The Logi Team and I just returned from the TDWI World Conference Spring 2007 in Boston, MA. We had great attendee interaction and, as is the norm with TDWI, very practical, informative sessions about BI in action.

As you know, most conferences seem to have a theme in the sessions themselves as well as in the questions that attendees are asking. Just as we noted in the Gartner BI Summit sessions in March, the Data Warehousing world is also focusing on how to best reach more users across the organization for better, more immediate decision-making. Session topics at TDWI were related to operational BI, handling both structured and unstructured data, and techniques like Search. Noticeably, many attendees also seem to be looking for ways to implement predictive analytics into their BI suites.

Making Better Decisions with an Operational Data Store

Claudia Imhoff, of Intelligent Solutions, Inc. and an active member of the B-EYE Network community presented an all-day session on the Operational Data Store. [Operational Data Store in Action, May 14, 2007, TDWI World Conference]. Noteable ‘take-aways’ from this session included recognition of:

  • How data warehousing is having to move into the operational environment.
  • The impact of operational BI on your IT environment is pretty significant. There’s a substantial increase in the number of users, volume of data and required performance.
  • You need to develop a good understanding of ‘right-time’ data delivery vs ‘real-time’. Operational BI projects should be strategically needed, not just for the sake of ‘real-time’ information.

Operational BI essentially embeds itself into day-to-day operations to make immediate impacts on improving business processes. The session explored ways of doing that with the concept of an Operational Data Store (ODS) that only serves the needs of operational BI and an ODS application. The ODS application may be part of a CRM system, set up to meet compliance requirements or for other operational needs. The ODS will also require a new concept in traditional BI and data warehousing of Process Design.

SOA Will Hold It All Together

In line with BI 2.0 concepts, using SOA to communicate appropriately among the transactional and business intelligence IT environments becomes key for operational BI. Sharing data across databases and various domains remain issues for organizations due to the disparate data sources, application servers and applications. SOA enables you to call various services from various environments at the right time in your operational workflows.

If You Build It, Will They Use It?

Another key consideration of operational BI is to make the BI tools or delivery mechanisms easy to use. Extending BI to operational personnel means you may be serving tens of thousands of users. These users are expert in their operational activities but are not used to BI per se.

Seamlessly integrating BI into their experience becomes key. Data visualization, which enables at-a-glance understanding, also becomes even more important for operational users. And, dashboard capabilities can help not only provide a view into the current state of operations, but also provide the means for alerts, notifications, and invoking of other processes for users or automated processes to take immediate action. These capabilities become critical for allowing you to change business workflow as business scenarios change.

What to work on
1: Translate this sentence from the conference write-up into Spanish: "Extending BI to operational personnel means you may be serving tens of thousands of users."
2: From the conference write-up, return the stretch from "In line with" through "They Use It?", copied word for word.

Records

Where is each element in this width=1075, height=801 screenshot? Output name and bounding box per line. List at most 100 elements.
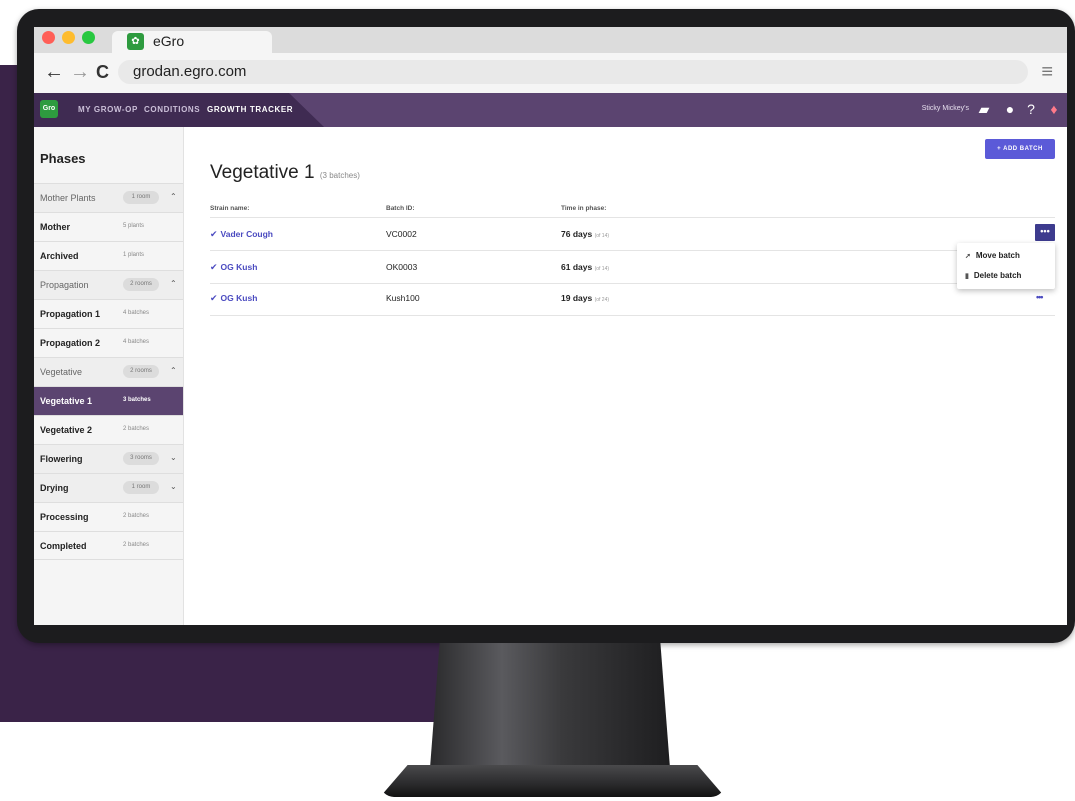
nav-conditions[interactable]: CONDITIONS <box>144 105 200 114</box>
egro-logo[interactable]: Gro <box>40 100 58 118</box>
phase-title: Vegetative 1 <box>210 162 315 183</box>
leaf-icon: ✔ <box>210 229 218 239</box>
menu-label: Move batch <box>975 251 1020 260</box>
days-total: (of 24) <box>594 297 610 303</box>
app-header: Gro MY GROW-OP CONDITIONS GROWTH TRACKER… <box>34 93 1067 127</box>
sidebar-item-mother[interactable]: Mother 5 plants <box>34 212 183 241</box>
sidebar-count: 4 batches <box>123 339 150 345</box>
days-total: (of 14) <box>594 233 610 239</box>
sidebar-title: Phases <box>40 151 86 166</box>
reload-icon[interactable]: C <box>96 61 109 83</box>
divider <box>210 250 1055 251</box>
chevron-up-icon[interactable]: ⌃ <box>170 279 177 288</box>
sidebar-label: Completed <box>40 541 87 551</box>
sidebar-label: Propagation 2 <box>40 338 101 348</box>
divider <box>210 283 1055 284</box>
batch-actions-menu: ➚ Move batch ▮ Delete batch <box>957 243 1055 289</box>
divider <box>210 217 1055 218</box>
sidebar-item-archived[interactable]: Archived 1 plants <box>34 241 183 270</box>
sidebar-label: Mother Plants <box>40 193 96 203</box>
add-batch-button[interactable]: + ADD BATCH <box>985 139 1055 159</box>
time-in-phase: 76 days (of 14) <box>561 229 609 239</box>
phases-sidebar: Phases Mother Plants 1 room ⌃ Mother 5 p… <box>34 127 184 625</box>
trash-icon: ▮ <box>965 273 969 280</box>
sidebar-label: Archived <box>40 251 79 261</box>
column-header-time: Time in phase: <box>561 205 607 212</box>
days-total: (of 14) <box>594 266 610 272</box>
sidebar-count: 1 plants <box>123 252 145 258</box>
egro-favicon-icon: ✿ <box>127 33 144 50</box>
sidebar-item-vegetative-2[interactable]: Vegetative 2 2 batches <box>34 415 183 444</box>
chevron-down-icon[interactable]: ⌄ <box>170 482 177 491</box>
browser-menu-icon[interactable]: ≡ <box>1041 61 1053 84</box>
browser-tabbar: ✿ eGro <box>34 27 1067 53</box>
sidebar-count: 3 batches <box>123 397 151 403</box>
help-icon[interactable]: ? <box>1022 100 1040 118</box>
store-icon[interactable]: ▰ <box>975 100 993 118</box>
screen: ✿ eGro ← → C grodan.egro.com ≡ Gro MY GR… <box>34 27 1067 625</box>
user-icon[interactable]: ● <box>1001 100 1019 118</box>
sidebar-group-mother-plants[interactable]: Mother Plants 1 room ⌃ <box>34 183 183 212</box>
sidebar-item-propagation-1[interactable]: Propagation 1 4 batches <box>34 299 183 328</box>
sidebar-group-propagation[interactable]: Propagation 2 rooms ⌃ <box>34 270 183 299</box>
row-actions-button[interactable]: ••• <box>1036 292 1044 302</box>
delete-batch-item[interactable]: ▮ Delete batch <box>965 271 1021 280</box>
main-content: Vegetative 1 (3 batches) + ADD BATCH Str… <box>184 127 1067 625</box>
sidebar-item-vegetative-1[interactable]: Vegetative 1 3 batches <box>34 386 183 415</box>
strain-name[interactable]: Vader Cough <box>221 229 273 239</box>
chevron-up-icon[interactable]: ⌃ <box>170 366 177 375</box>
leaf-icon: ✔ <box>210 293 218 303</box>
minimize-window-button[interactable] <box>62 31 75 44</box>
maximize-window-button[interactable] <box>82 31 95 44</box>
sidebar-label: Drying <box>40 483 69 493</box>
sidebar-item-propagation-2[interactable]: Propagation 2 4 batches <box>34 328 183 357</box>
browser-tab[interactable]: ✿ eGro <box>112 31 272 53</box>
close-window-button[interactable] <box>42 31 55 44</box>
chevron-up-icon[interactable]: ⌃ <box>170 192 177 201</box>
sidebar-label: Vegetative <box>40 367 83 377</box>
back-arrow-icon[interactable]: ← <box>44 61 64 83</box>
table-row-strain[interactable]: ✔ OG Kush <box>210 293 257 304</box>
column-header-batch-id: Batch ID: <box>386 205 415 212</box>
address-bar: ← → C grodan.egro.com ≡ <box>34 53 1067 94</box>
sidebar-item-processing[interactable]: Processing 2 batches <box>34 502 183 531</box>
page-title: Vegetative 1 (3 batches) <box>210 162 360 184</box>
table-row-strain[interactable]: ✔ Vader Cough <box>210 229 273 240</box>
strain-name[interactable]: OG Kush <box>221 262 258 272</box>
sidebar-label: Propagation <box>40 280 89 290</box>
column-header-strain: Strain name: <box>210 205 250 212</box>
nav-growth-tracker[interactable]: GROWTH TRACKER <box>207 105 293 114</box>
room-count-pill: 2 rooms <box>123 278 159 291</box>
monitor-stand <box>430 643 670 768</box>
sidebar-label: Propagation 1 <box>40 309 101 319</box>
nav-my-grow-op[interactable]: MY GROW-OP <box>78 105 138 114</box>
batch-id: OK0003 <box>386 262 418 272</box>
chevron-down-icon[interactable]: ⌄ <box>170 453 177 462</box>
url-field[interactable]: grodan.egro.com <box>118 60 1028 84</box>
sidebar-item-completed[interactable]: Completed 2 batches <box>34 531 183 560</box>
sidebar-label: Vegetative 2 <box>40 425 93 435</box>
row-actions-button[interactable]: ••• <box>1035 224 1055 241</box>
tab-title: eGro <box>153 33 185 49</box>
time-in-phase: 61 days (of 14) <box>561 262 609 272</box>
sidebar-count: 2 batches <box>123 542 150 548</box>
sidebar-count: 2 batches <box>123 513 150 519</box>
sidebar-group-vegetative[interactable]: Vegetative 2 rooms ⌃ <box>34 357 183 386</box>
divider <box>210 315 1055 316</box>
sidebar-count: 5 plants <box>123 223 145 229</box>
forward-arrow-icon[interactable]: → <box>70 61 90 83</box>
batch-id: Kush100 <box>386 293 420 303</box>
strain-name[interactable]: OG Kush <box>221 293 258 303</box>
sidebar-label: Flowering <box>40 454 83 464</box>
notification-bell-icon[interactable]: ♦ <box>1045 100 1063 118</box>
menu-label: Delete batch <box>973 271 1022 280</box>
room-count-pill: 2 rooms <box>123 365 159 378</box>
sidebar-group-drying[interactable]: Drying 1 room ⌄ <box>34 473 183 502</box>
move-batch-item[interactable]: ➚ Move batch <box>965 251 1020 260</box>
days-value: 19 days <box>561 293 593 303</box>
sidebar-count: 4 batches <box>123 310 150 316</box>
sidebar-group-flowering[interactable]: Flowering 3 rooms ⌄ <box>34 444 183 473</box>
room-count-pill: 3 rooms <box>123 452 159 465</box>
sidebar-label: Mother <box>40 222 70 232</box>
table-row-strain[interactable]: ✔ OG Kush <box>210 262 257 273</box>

--

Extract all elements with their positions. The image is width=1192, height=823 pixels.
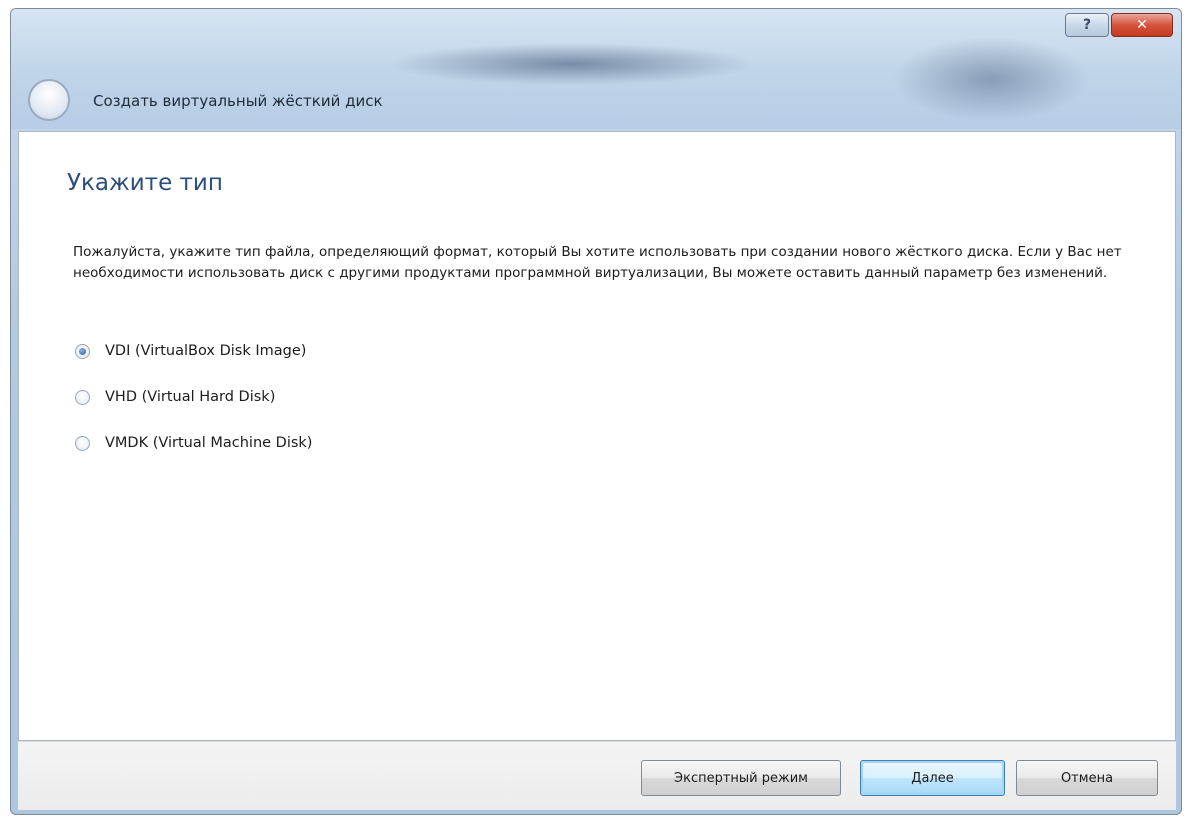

Responses to the exercise
1: Extender la BI al personal operativo significa que es posible que esté atendiendo a decenas de miles de usuarios.

2:
In line with BI 2.0 concepts, using SOA to communicate appropriately among the transactional and business intelligence IT environments becomes key for operational BI. Sharing data across databases and various domains remain issues for organizations due to the disparate data sources, application servers and applications. SOA enables you to call various services from various environments at the right time in your operational workflows.

If You Build It, Will They Use It?